-- Required task --
Write out the records beneath this line exactly as they appear, minus any images.

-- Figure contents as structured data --

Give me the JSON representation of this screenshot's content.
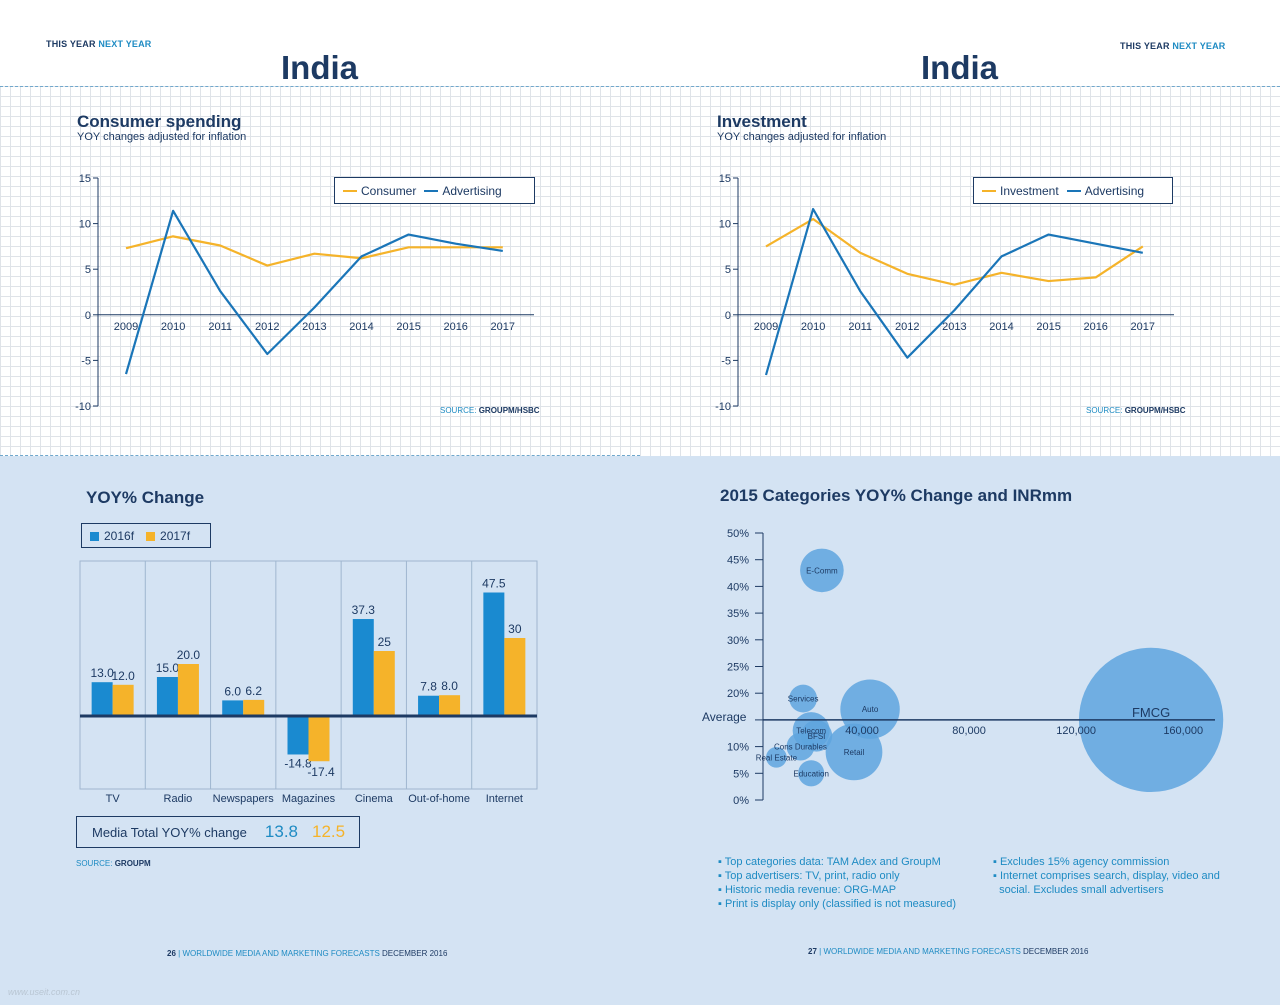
{
  "header": {
    "left_this_year": "THIS YEAR",
    "left_next_year": "NEXT YEAR",
    "right_this_year": "THIS YEAR",
    "right_next_year": "NEXT YEAR",
    "left_country": "India",
    "right_country": "India"
  },
  "colors": {
    "blue": "#1a75b8",
    "orange": "#f5b32a",
    "navy": "#1d3a63",
    "bubble": "#5ea5de"
  },
  "footer": {
    "left_page": "26",
    "left_text": "WORLDWIDE MEDIA AND MARKETING FORECASTS",
    "left_date": "DECEMBER 2016",
    "right_page": "27",
    "right_text": "WORLDWIDE MEDIA AND MARKETING FORECASTS",
    "right_date": "DECEMBER 2016",
    "watermark": "www.useit.com.cn"
  },
  "notes": {
    "left": [
      "Top categories data: TAM Adex and GroupM",
      "Top advertisers: TV, print, radio only",
      "Historic media revenue: ORG-MAP",
      "Print is display only (classified is not measured)"
    ],
    "right": [
      "Excludes 15% agency commission",
      "Internet comprises search, display, video and",
      "social. Excludes small advertisers"
    ]
  },
  "chart_data": [
    {
      "type": "line",
      "title": "Consumer spending",
      "subtitle": "YOY changes adjusted for inflation",
      "x": [
        "2009",
        "2010",
        "2011",
        "2012",
        "2013",
        "2014",
        "2015",
        "2016",
        "2017"
      ],
      "series": [
        {
          "name": "Consumer",
          "values": [
            7.3,
            8.6,
            7.6,
            5.4,
            6.7,
            6.2,
            7.4,
            7.4,
            7.4
          ]
        },
        {
          "name": "Advertising",
          "values": [
            -6.5,
            11.4,
            2.6,
            -4.3,
            0.8,
            6.4,
            8.8,
            7.8,
            7.0
          ]
        }
      ],
      "ylim": [
        -10,
        15
      ],
      "yticks": [
        "15",
        "10",
        "5",
        "0",
        "-5",
        "-10"
      ],
      "legend": "top-right",
      "source_label": "SOURCE:",
      "source": "GROUPM/HSBC"
    },
    {
      "type": "line",
      "title": "Investment",
      "subtitle": "YOY changes adjusted for inflation",
      "x": [
        "2009",
        "2010",
        "2011",
        "2012",
        "2013",
        "2014",
        "2015",
        "2016",
        "2017"
      ],
      "series": [
        {
          "name": "Investment",
          "values": [
            7.5,
            10.5,
            6.8,
            4.5,
            3.3,
            4.6,
            3.7,
            4.1,
            7.5
          ]
        },
        {
          "name": "Advertising",
          "values": [
            -6.6,
            11.6,
            2.6,
            -4.7,
            0.5,
            6.4,
            8.8,
            7.8,
            6.8
          ]
        }
      ],
      "ylim": [
        -10,
        15
      ],
      "yticks": [
        "15",
        "10",
        "5",
        "0",
        "-5",
        "-10"
      ],
      "legend": "top-right",
      "source_label": "SOURCE:",
      "source": "GROUPM/HSBC"
    },
    {
      "type": "bar",
      "title": "YOY% Change",
      "categories": [
        "TV",
        "Radio",
        "Newspapers",
        "Magazines",
        "Cinema",
        "Out-of-home",
        "Internet"
      ],
      "series": [
        {
          "name": "2016f",
          "values": [
            13.0,
            15.0,
            6.0,
            -14.8,
            37.3,
            7.8,
            47.5
          ],
          "labels": [
            "13.0",
            "15.0",
            "6.0",
            "-14.8",
            "37.3",
            "7.8",
            "47.5"
          ]
        },
        {
          "name": "2017f",
          "values": [
            12.0,
            20.0,
            6.2,
            -17.4,
            25,
            8.0,
            30
          ],
          "labels": [
            "12.0",
            "20.0",
            "6.2",
            "-17.4",
            "25",
            "8.0",
            "30"
          ]
        }
      ],
      "legend": "top-left",
      "total_label": "Media Total YOY% change",
      "total_2016": "13.8",
      "total_2017": "12.5",
      "source_label": "SOURCE:",
      "source": "GROUPM"
    },
    {
      "type": "scatter",
      "title": "2015 Categories YOY% Change and INRmm",
      "yticks": [
        "50%",
        "45%",
        "40%",
        "35%",
        "30%",
        "25%",
        "20%",
        "15%",
        "10%",
        "5%",
        "0%"
      ],
      "xticks": [
        "40,000",
        "80,000",
        "120,000",
        "160,000"
      ],
      "average_label": "Average",
      "average_value": 15,
      "ylim": [
        0,
        50
      ],
      "xlim": [
        0,
        170000
      ],
      "points": [
        {
          "label": "E-Comm",
          "x": 22000,
          "y": 43,
          "size": 4000
        },
        {
          "label": "Services",
          "x": 15000,
          "y": 19,
          "size": 1000
        },
        {
          "label": "Auto",
          "x": 40000,
          "y": 17,
          "size": 9000
        },
        {
          "label": "Telecom",
          "x": 18000,
          "y": 13,
          "size": 2500
        },
        {
          "label": "BFSI",
          "x": 20000,
          "y": 12,
          "size": 1500
        },
        {
          "label": "Cons Durables",
          "x": 14000,
          "y": 10,
          "size": 1000
        },
        {
          "label": "Retail",
          "x": 34000,
          "y": 9,
          "size": 8000
        },
        {
          "label": "Real Estate",
          "x": 5000,
          "y": 8,
          "size": 300
        },
        {
          "label": "Education",
          "x": 18000,
          "y": 5,
          "size": 800
        },
        {
          "label": "FMCG",
          "x": 145000,
          "y": 15,
          "size": 70000
        }
      ]
    }
  ]
}
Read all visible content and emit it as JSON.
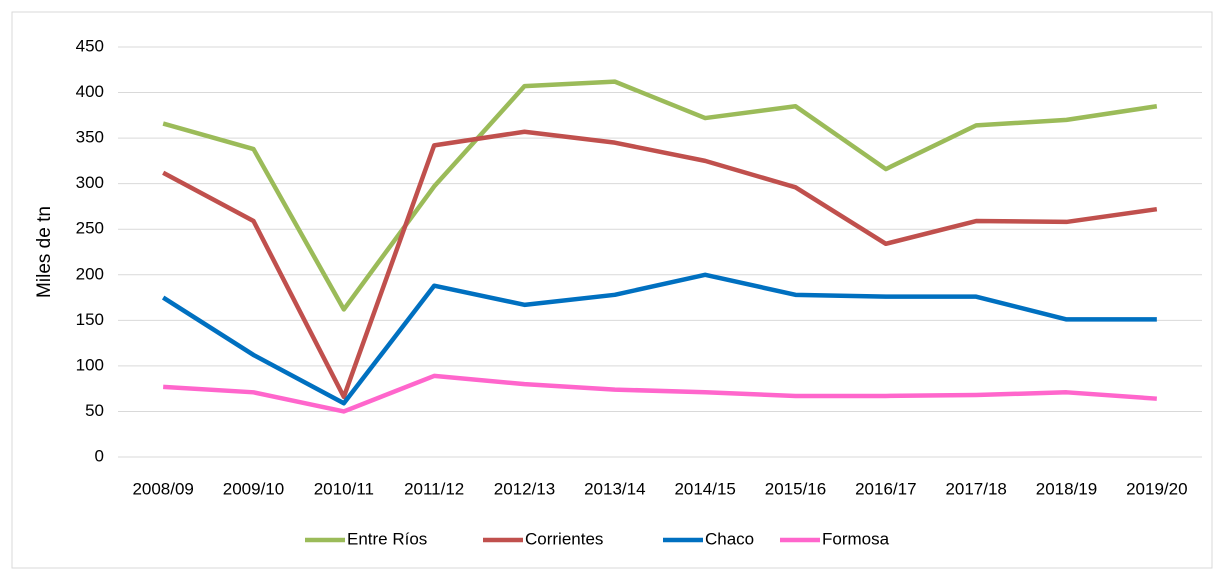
{
  "chart_data": {
    "type": "line",
    "ylabel": "Miles de tn",
    "categories": [
      "2008/09",
      "2009/10",
      "2010/11",
      "2011/12",
      "2012/13",
      "2013/14",
      "2014/15",
      "2015/16",
      "2016/17",
      "2017/18",
      "2018/19",
      "2019/20"
    ],
    "series": [
      {
        "name": "Entre Ríos",
        "color": "#9bbb59",
        "values": [
          366,
          338,
          162,
          297,
          407,
          412,
          372,
          385,
          316,
          364,
          370,
          385
        ]
      },
      {
        "name": "Corrientes",
        "color": "#c0504d",
        "values": [
          312,
          259,
          66,
          342,
          357,
          345,
          325,
          296,
          234,
          259,
          258,
          272
        ]
      },
      {
        "name": "Chaco",
        "color": "#0070c0",
        "values": [
          175,
          112,
          59,
          188,
          167,
          178,
          200,
          178,
          176,
          176,
          151,
          151
        ]
      },
      {
        "name": "Formosa",
        "color": "#ff66cc",
        "values": [
          77,
          71,
          50,
          89,
          80,
          74,
          71,
          67,
          67,
          68,
          71,
          64
        ]
      }
    ],
    "ylim": [
      0,
      450
    ],
    "yticks": [
      0,
      50,
      100,
      150,
      200,
      250,
      300,
      350,
      400,
      450
    ],
    "grid": true,
    "legend": "bottom"
  }
}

-- Solution to the problem --
Give me the JSON representation of this screenshot's content.
{
  "header": {
    "left_this_year": "THIS YEAR",
    "left_next_year": "NEXT YEAR",
    "right_this_year": "THIS YEAR",
    "right_next_year": "NEXT YEAR",
    "left_country": "India",
    "right_country": "India"
  },
  "colors": {
    "blue": "#1a75b8",
    "orange": "#f5b32a",
    "navy": "#1d3a63",
    "bubble": "#5ea5de"
  },
  "footer": {
    "left_page": "26",
    "left_text": "WORLDWIDE MEDIA AND MARKETING FORECASTS",
    "left_date": "DECEMBER 2016",
    "right_page": "27",
    "right_text": "WORLDWIDE MEDIA AND MARKETING FORECASTS",
    "right_date": "DECEMBER 2016",
    "watermark": "www.useit.com.cn"
  },
  "notes": {
    "left": [
      "Top categories data: TAM Adex and GroupM",
      "Top advertisers: TV, print, radio only",
      "Historic media revenue: ORG-MAP",
      "Print is display only (classified is not measured)"
    ],
    "right": [
      "Excludes 15% agency commission",
      "Internet comprises search, display, video and",
      "social. Excludes small advertisers"
    ]
  },
  "chart_data": [
    {
      "type": "line",
      "title": "Consumer spending",
      "subtitle": "YOY changes adjusted for inflation",
      "x": [
        "2009",
        "2010",
        "2011",
        "2012",
        "2013",
        "2014",
        "2015",
        "2016",
        "2017"
      ],
      "series": [
        {
          "name": "Consumer",
          "values": [
            7.3,
            8.6,
            7.6,
            5.4,
            6.7,
            6.2,
            7.4,
            7.4,
            7.4
          ]
        },
        {
          "name": "Advertising",
          "values": [
            -6.5,
            11.4,
            2.6,
            -4.3,
            0.8,
            6.4,
            8.8,
            7.8,
            7.0
          ]
        }
      ],
      "ylim": [
        -10,
        15
      ],
      "yticks": [
        "15",
        "10",
        "5",
        "0",
        "-5",
        "-10"
      ],
      "legend": "top-right",
      "source_label": "SOURCE:",
      "source": "GROUPM/HSBC"
    },
    {
      "type": "line",
      "title": "Investment",
      "subtitle": "YOY changes adjusted for inflation",
      "x": [
        "2009",
        "2010",
        "2011",
        "2012",
        "2013",
        "2014",
        "2015",
        "2016",
        "2017"
      ],
      "series": [
        {
          "name": "Investment",
          "values": [
            7.5,
            10.5,
            6.8,
            4.5,
            3.3,
            4.6,
            3.7,
            4.1,
            7.5
          ]
        },
        {
          "name": "Advertising",
          "values": [
            -6.6,
            11.6,
            2.6,
            -4.7,
            0.5,
            6.4,
            8.8,
            7.8,
            6.8
          ]
        }
      ],
      "ylim": [
        -10,
        15
      ],
      "yticks": [
        "15",
        "10",
        "5",
        "0",
        "-5",
        "-10"
      ],
      "legend": "top-right",
      "source_label": "SOURCE:",
      "source": "GROUPM/HSBC"
    },
    {
      "type": "bar",
      "title": "YOY% Change",
      "categories": [
        "TV",
        "Radio",
        "Newspapers",
        "Magazines",
        "Cinema",
        "Out-of-home",
        "Internet"
      ],
      "series": [
        {
          "name": "2016f",
          "values": [
            13.0,
            15.0,
            6.0,
            -14.8,
            37.3,
            7.8,
            47.5
          ],
          "labels": [
            "13.0",
            "15.0",
            "6.0",
            "-14.8",
            "37.3",
            "7.8",
            "47.5"
          ]
        },
        {
          "name": "2017f",
          "values": [
            12.0,
            20.0,
            6.2,
            -17.4,
            25,
            8.0,
            30
          ],
          "labels": [
            "12.0",
            "20.0",
            "6.2",
            "-17.4",
            "25",
            "8.0",
            "30"
          ]
        }
      ],
      "legend": "top-left",
      "total_label": "Media Total YOY% change",
      "total_2016": "13.8",
      "total_2017": "12.5",
      "source_label": "SOURCE:",
      "source": "GROUPM"
    },
    {
      "type": "scatter",
      "title": "2015 Categories YOY% Change and INRmm",
      "yticks": [
        "50%",
        "45%",
        "40%",
        "35%",
        "30%",
        "25%",
        "20%",
        "15%",
        "10%",
        "5%",
        "0%"
      ],
      "xticks": [
        "40,000",
        "80,000",
        "120,000",
        "160,000"
      ],
      "average_label": "Average",
      "average_value": 15,
      "ylim": [
        0,
        50
      ],
      "xlim": [
        0,
        170000
      ],
      "points": [
        {
          "label": "E-Comm",
          "x": 22000,
          "y": 43,
          "size": 4000
        },
        {
          "label": "Services",
          "x": 15000,
          "y": 19,
          "size": 1000
        },
        {
          "label": "Auto",
          "x": 40000,
          "y": 17,
          "size": 9000
        },
        {
          "label": "Telecom",
          "x": 18000,
          "y": 13,
          "size": 2500
        },
        {
          "label": "BFSI",
          "x": 20000,
          "y": 12,
          "size": 1500
        },
        {
          "label": "Cons Durables",
          "x": 14000,
          "y": 10,
          "size": 1000
        },
        {
          "label": "Retail",
          "x": 34000,
          "y": 9,
          "size": 8000
        },
        {
          "label": "Real Estate",
          "x": 5000,
          "y": 8,
          "size": 300
        },
        {
          "label": "Education",
          "x": 18000,
          "y": 5,
          "size": 800
        },
        {
          "label": "FMCG",
          "x": 145000,
          "y": 15,
          "size": 70000
        }
      ]
    }
  ]
}
Read all visible content and emit it as JSON.
{
  "chart_data": {
    "type": "line",
    "ylabel": "Miles de tn",
    "categories": [
      "2008/09",
      "2009/10",
      "2010/11",
      "2011/12",
      "2012/13",
      "2013/14",
      "2014/15",
      "2015/16",
      "2016/17",
      "2017/18",
      "2018/19",
      "2019/20"
    ],
    "series": [
      {
        "name": "Entre Ríos",
        "color": "#9bbb59",
        "values": [
          366,
          338,
          162,
          297,
          407,
          412,
          372,
          385,
          316,
          364,
          370,
          385
        ]
      },
      {
        "name": "Corrientes",
        "color": "#c0504d",
        "values": [
          312,
          259,
          66,
          342,
          357,
          345,
          325,
          296,
          234,
          259,
          258,
          272
        ]
      },
      {
        "name": "Chaco",
        "color": "#0070c0",
        "values": [
          175,
          112,
          59,
          188,
          167,
          178,
          200,
          178,
          176,
          176,
          151,
          151
        ]
      },
      {
        "name": "Formosa",
        "color": "#ff66cc",
        "values": [
          77,
          71,
          50,
          89,
          80,
          74,
          71,
          67,
          67,
          68,
          71,
          64
        ]
      }
    ],
    "ylim": [
      0,
      450
    ],
    "yticks": [
      0,
      50,
      100,
      150,
      200,
      250,
      300,
      350,
      400,
      450
    ],
    "grid": true,
    "legend": "bottom"
  }
}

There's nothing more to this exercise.